[Annotated element listings]:

________________

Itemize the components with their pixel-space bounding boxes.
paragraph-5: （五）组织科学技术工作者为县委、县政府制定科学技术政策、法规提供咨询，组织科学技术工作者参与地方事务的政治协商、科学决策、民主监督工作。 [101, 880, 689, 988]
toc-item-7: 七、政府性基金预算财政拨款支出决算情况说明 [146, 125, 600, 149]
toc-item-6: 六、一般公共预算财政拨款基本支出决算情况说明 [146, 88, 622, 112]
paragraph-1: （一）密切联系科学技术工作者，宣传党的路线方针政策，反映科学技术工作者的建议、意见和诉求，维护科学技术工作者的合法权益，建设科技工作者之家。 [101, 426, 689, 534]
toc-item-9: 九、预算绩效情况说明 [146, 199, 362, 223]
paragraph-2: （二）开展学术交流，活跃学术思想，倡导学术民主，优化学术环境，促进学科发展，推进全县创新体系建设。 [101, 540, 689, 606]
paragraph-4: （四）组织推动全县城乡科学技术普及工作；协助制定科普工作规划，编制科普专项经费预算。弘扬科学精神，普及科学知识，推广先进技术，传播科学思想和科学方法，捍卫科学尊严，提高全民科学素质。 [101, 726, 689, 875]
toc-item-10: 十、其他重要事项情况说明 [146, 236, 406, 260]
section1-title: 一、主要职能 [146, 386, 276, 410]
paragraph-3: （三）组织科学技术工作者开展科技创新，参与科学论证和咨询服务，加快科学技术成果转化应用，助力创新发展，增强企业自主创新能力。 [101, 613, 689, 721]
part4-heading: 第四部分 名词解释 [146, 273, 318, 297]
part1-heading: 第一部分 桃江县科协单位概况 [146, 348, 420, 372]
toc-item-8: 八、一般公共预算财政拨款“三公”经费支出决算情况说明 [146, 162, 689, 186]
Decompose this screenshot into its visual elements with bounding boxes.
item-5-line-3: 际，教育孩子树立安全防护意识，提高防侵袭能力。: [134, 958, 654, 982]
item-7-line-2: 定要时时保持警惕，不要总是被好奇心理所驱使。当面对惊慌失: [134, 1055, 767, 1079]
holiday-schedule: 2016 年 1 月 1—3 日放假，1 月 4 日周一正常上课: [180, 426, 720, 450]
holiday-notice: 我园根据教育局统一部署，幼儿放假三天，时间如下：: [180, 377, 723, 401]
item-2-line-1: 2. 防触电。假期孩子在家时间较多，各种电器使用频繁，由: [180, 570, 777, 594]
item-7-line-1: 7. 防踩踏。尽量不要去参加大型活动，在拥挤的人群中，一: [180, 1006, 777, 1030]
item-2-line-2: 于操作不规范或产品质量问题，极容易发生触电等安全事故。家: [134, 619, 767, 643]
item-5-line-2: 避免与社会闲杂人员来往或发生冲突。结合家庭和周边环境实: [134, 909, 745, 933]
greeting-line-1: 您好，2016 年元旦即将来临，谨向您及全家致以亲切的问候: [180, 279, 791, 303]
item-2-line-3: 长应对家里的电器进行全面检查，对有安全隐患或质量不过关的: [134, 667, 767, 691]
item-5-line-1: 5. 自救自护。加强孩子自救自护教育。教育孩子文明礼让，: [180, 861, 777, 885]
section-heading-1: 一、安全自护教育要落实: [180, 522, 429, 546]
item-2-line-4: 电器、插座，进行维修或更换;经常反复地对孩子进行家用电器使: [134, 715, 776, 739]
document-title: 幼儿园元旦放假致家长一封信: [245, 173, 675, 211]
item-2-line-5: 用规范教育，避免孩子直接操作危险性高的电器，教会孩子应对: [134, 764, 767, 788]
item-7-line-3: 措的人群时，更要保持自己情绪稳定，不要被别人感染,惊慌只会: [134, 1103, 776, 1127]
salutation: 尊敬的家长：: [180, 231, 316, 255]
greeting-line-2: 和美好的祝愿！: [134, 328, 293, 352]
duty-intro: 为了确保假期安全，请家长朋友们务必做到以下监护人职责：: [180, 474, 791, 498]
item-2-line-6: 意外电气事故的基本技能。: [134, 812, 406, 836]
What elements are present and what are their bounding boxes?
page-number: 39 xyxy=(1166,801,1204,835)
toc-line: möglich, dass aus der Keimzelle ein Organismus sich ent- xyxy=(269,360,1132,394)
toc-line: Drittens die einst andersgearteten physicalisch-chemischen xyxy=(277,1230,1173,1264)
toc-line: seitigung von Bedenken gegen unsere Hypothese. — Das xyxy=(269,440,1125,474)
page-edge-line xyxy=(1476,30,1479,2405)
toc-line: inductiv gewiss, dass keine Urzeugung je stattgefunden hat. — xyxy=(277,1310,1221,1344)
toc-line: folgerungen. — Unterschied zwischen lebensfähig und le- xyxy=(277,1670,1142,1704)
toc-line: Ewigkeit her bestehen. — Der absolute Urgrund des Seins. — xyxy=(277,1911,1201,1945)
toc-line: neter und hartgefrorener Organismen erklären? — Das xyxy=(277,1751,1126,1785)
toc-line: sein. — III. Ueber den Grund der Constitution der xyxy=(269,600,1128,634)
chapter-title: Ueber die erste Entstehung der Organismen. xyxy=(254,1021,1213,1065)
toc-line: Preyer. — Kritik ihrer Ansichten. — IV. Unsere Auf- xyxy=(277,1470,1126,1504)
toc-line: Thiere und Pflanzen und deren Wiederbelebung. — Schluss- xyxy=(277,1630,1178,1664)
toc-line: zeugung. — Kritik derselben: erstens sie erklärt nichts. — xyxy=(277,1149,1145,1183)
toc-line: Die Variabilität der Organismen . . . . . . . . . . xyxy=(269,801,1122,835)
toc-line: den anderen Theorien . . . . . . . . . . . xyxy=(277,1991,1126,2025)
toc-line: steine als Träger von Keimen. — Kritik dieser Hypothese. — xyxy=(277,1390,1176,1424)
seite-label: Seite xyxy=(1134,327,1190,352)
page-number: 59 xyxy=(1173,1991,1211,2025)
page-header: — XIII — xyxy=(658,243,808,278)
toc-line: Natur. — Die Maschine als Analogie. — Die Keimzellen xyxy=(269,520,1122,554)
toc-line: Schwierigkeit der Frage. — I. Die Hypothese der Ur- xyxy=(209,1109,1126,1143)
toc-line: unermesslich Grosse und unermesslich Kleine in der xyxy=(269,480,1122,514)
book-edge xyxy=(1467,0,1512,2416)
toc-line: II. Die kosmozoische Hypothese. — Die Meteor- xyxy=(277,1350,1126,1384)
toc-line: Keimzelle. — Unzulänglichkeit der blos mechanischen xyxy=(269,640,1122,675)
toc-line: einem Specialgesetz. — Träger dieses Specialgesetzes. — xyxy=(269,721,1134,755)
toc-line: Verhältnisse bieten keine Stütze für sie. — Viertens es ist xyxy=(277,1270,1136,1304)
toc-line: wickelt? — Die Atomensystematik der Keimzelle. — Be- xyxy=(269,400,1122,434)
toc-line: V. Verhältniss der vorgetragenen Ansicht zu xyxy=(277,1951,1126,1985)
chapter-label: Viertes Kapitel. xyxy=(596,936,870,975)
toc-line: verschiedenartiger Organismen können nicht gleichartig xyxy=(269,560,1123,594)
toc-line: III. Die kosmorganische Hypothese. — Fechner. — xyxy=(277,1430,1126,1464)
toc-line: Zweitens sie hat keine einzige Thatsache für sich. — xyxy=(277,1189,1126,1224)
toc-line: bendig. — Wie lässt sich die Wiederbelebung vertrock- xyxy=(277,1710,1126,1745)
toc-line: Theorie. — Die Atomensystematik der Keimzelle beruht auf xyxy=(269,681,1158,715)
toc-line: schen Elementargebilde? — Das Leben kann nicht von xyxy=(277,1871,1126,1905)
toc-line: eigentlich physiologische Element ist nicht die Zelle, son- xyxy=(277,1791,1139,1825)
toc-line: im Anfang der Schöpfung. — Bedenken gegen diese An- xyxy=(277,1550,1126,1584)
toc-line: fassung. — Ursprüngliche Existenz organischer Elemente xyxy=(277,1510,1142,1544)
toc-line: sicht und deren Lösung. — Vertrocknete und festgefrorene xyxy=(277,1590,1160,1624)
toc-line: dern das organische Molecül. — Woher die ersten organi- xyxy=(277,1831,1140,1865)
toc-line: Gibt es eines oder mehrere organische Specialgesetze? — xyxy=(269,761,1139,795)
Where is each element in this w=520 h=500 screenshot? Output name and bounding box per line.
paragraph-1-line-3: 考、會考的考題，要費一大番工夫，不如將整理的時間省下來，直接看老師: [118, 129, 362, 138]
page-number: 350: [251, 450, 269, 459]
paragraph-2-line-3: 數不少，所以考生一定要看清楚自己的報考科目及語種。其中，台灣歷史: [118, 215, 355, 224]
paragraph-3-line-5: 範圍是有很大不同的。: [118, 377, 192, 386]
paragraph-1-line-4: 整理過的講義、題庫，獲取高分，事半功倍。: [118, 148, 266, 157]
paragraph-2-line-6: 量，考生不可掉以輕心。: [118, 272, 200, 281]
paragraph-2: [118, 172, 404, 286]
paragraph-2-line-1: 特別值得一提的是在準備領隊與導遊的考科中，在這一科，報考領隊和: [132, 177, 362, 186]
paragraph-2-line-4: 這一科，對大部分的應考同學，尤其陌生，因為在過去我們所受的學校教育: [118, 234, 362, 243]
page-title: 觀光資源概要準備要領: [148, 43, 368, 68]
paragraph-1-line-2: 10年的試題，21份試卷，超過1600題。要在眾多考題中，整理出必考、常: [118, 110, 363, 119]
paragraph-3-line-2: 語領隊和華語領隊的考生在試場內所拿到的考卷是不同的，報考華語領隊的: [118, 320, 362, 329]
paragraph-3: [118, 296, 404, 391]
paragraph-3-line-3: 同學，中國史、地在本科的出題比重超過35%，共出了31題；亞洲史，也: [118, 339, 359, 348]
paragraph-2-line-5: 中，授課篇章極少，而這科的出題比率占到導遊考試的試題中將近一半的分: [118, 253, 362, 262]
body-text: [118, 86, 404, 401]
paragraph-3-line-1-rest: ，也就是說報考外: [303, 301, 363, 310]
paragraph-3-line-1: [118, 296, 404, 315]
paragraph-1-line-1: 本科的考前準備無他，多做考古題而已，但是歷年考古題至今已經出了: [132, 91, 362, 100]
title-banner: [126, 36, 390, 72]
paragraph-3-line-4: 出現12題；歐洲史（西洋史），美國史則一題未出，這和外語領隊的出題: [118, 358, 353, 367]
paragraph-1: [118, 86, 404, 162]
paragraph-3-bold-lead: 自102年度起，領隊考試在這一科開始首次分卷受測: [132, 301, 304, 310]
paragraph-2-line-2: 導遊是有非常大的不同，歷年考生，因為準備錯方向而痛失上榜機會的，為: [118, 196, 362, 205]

________________

[WHAT IS EXPECTED]: Copy out the rows word for word, starting with the first row and ending with the row that contains "667, 767, 691]", that row included.

[OUTPUT OF THE TASK]:
Itemize the components with their pixel-space bounding boxes.
paragraph-5: （五）组织科学技术工作者为县委、县政府制定科学技术政策、法规提供咨询，组织科学技术工作者参与地方事务的政治协商、科学决策、民主监督工作。 [101, 880, 689, 988]
toc-item-7: 七、政府性基金预算财政拨款支出决算情况说明 [146, 125, 600, 149]
toc-item-6: 六、一般公共预算财政拨款基本支出决算情况说明 [146, 88, 622, 112]
paragraph-1: （一）密切联系科学技术工作者，宣传党的路线方针政策，反映科学技术工作者的建议、意见和诉求，维护科学技术工作者的合法权益，建设科技工作者之家。 [101, 426, 689, 534]
toc-item-9: 九、预算绩效情况说明 [146, 199, 362, 223]
paragraph-2: （二）开展学术交流，活跃学术思想，倡导学术民主，优化学术环境，促进学科发展，推进全县创新体系建设。 [101, 540, 689, 606]
paragraph-4: （四）组织推动全县城乡科学技术普及工作；协助制定科普工作规划，编制科普专项经费预算。弘扬科学精神，普及科学知识，推广先进技术，传播科学思想和科学方法，捍卫科学尊严，提高全民科学素质。 [101, 726, 689, 875]
toc-item-10: 十、其他重要事项情况说明 [146, 236, 406, 260]
section1-title: 一、主要职能 [146, 386, 276, 410]
paragraph-3: （三）组织科学技术工作者开展科技创新，参与科学论证和咨询服务，加快科学技术成果转化应用，助力创新发展，增强企业自主创新能力。 [101, 613, 689, 721]
part4-heading: 第四部分 名词解释 [146, 273, 318, 297]
part1-heading: 第一部分 桃江县科协单位概况 [146, 348, 420, 372]
toc-item-8: 八、一般公共预算财政拨款“三公”经费支出决算情况说明 [146, 162, 689, 186]
Decompose this screenshot into its visual elements with bounding boxes.
item-5-line-3: 际，教育孩子树立安全防护意识，提高防侵袭能力。: [134, 958, 654, 982]
item-7-line-2: 定要时时保持警惕，不要总是被好奇心理所驱使。当面对惊慌失: [134, 1055, 767, 1079]
holiday-schedule: 2016 年 1 月 1—3 日放假，1 月 4 日周一正常上课: [180, 426, 720, 450]
holiday-notice: 我园根据教育局统一部署，幼儿放假三天，时间如下：: [180, 377, 723, 401]
item-2-line-1: 2. 防触电。假期孩子在家时间较多，各种电器使用频繁，由: [180, 570, 777, 594]
item-7-line-1: 7. 防踩踏。尽量不要去参加大型活动，在拥挤的人群中，一: [180, 1006, 777, 1030]
item-2-line-2: 于操作不规范或产品质量问题，极容易发生触电等安全事故。家: [134, 619, 767, 643]
item-5-line-2: 避免与社会闲杂人员来往或发生冲突。结合家庭和周边环境实: [134, 909, 745, 933]
greeting-line-1: 您好，2016 年元旦即将来临，谨向您及全家致以亲切的问候: [180, 279, 791, 303]
item-2-line-3: 长应对家里的电器进行全面检查，对有安全隐患或质量不过关的: [134, 667, 767, 691]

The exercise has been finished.